Among the entries below, count the lines that contain the word "或因损坏造成停工". Write down only the total.

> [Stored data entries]
_ _ _ _ _
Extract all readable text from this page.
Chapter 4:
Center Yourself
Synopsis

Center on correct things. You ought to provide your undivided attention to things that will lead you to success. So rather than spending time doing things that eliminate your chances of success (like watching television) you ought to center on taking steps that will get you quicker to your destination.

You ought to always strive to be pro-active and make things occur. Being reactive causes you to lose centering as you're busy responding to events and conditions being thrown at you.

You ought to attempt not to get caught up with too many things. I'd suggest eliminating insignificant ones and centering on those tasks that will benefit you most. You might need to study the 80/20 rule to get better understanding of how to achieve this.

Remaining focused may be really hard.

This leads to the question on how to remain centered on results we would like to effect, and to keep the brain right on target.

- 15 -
_ _ _ _ _
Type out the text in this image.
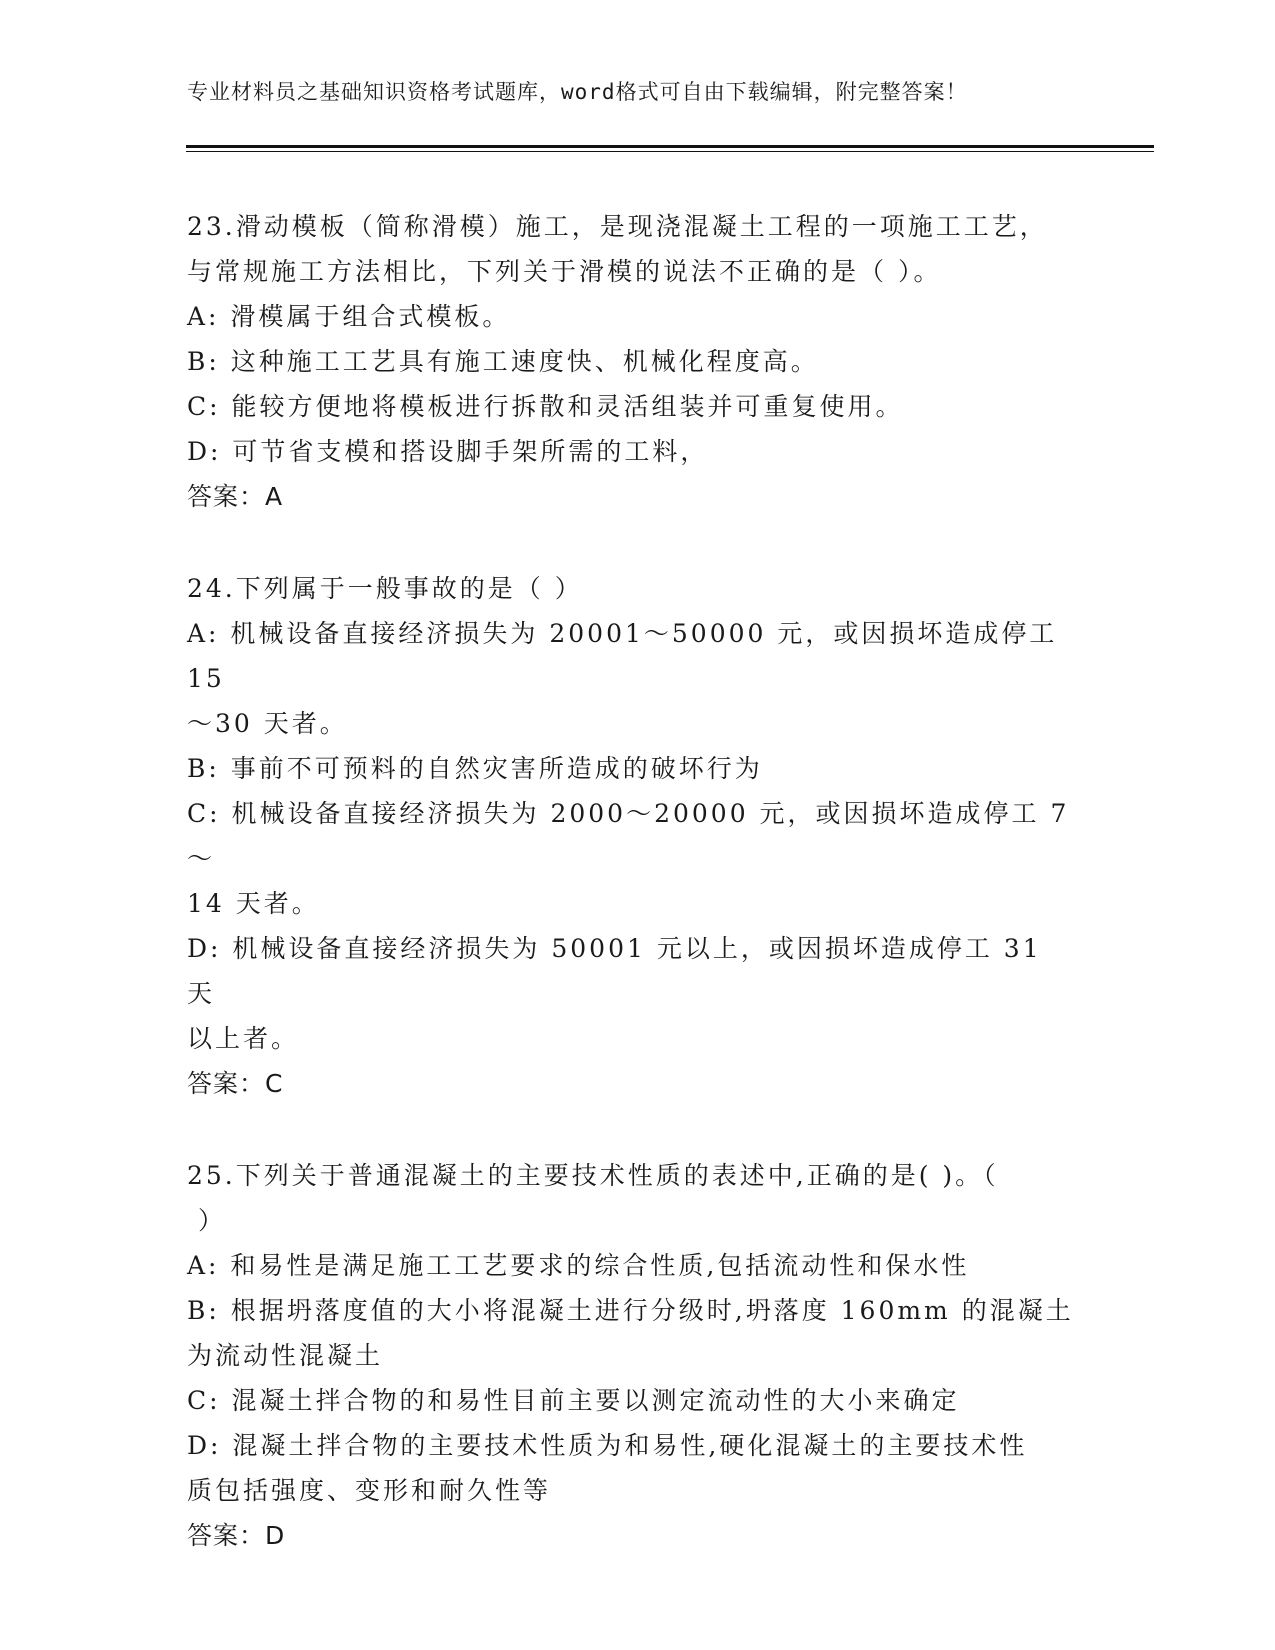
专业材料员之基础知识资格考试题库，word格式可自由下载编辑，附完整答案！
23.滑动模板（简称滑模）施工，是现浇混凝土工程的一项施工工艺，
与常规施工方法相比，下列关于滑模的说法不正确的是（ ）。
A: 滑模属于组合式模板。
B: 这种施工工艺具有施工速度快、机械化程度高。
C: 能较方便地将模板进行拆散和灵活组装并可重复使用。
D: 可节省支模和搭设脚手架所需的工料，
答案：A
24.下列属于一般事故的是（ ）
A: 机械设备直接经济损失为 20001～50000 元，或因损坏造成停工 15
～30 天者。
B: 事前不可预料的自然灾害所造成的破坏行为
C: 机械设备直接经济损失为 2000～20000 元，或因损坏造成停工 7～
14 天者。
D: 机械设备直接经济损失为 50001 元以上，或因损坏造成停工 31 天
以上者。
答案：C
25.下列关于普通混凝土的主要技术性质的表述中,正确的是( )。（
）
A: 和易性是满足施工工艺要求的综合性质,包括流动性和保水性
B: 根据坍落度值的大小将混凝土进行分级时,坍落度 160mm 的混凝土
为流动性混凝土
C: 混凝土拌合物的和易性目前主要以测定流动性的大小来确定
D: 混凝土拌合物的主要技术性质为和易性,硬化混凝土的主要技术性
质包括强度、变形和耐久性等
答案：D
_ _ _ _ _
> [ANSWER FOR THE TASK]
3